In artificial intelligence and computational cognitive science, 'the action selection problem' is typically related with intelligent agents and animats, that means software systems that exhibit a sort of complex behaviour in an artificial environment. The problem concerns agents’ deciding of “what actions to do in the next instant”. What exactly an action is depends on the level of abstraction used by the designer. At the basic level of abstraction, as an atomic action, one can find whatever from “movement of a cell” to “provoking a war between two kingdoms”. The set of possible actions is predefined and typically fixed.

There are several reasons why this problem is not trivial and so interests a lot of researchers both in artificial intelligence and cognitive science:

  • the agents typically act in dynamic and unpredictable environments
  • the agents typically acts in real time, therefore they must make decisions in a timely fashion
  • humans are typically allowed to interact with the agents (and can be prejudicial to them)
  • the agents are typically created to perform several tasks, which can be conflicting in terms of resources allocation
  • the agents are often models of animals/humans, and animal/human behaviour is quite complicated

Action selection mechanism

The mechanisms of action selection (ASM) is often thought as such “part” of the agent that makes decision about what to do next using a form of behavioural structures created by a designer in advance. These structures are often called plans or domain representations. In considering the future possibilities, the ASM perform in accordance with these structures while taking into the account also the agent’s actual state, i.e. its memory and needs.

→ Required work
#1 Summarize the action selection text above in two sentences.
#2 Pick up the action selection text above at its last sentence and keep writing.

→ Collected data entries
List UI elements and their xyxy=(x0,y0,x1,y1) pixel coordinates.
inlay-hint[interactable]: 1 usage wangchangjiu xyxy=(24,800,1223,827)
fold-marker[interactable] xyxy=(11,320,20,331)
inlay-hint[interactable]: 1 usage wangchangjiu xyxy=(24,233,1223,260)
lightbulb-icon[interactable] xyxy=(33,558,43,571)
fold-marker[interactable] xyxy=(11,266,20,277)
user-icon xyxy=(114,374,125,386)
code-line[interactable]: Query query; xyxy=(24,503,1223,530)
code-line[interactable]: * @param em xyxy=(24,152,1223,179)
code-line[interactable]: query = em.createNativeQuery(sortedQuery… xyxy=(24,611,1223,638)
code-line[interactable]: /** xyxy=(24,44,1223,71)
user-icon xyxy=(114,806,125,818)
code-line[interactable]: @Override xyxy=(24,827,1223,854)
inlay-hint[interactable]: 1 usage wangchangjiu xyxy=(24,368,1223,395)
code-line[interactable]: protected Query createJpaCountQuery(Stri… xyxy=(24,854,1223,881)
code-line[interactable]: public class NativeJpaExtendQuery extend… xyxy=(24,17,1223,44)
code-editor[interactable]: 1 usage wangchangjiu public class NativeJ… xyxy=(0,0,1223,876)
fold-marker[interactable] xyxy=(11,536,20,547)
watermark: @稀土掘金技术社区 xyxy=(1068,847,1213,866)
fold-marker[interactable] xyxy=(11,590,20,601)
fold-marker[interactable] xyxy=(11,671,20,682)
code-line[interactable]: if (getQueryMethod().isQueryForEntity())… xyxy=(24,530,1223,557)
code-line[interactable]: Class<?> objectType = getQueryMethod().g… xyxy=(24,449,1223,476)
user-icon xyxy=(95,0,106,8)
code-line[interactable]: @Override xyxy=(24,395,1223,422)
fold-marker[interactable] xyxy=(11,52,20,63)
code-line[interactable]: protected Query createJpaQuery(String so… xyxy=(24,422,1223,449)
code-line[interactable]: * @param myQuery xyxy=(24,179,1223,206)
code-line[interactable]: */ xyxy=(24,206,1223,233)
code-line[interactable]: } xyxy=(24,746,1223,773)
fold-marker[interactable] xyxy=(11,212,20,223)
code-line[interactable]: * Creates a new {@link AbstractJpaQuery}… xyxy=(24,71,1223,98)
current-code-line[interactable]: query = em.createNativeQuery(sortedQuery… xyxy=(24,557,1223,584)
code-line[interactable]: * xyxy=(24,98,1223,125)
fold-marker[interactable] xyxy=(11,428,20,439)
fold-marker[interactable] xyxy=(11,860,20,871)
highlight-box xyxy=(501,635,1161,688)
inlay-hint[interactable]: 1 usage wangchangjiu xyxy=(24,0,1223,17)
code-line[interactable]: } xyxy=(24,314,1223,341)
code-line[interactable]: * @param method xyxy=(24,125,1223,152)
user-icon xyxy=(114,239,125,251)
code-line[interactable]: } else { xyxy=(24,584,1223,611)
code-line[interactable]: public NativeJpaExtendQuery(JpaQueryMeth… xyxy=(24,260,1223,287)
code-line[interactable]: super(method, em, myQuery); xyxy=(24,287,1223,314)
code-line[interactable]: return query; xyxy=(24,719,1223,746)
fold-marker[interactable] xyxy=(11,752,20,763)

→ Task results
#1 The action selection problem, studied in artificial intelligence and computational cognitive science, concerns how software agents and animats decide what actions to take in the next instant. It is hard because these agents act in real time in dynamic, unpredictable environments while handling several possibly conflicting tasks, and an action selection mechanism is the part of the agent that decides what to do next using designer-built plans or domain representations along with the agent's current memory and needs.

#2
In a broader sense, the ASM does not decide only about future agent’s actions, but also directs its perceptual attention, updates its memory and modifies the behavioural structures, i.e. carries out a form of behavioural learning possibly.

Note, that ASM is also sometimes referred as “agent architecture” or thought of as a substantial part of it.

General approaches to action selection

Generally, the mechanisms can be divided into three groups: reactive planning, classical planning and hybrid approaches. Reactive planning methods compute just one next action in every instant based on the current context and prescripted plans. On the contrary, classical planning methods do not use prescripted plans, instead they rely on a description of the domain (the virtual environment and the agent’s goals) and based on it, they compute a sequence of actions, so they essentially compute a plan (notice that “plan” in classical planning means really a sequence of actions, while “plan” in reactive planning is rather a structure that describes behaviour).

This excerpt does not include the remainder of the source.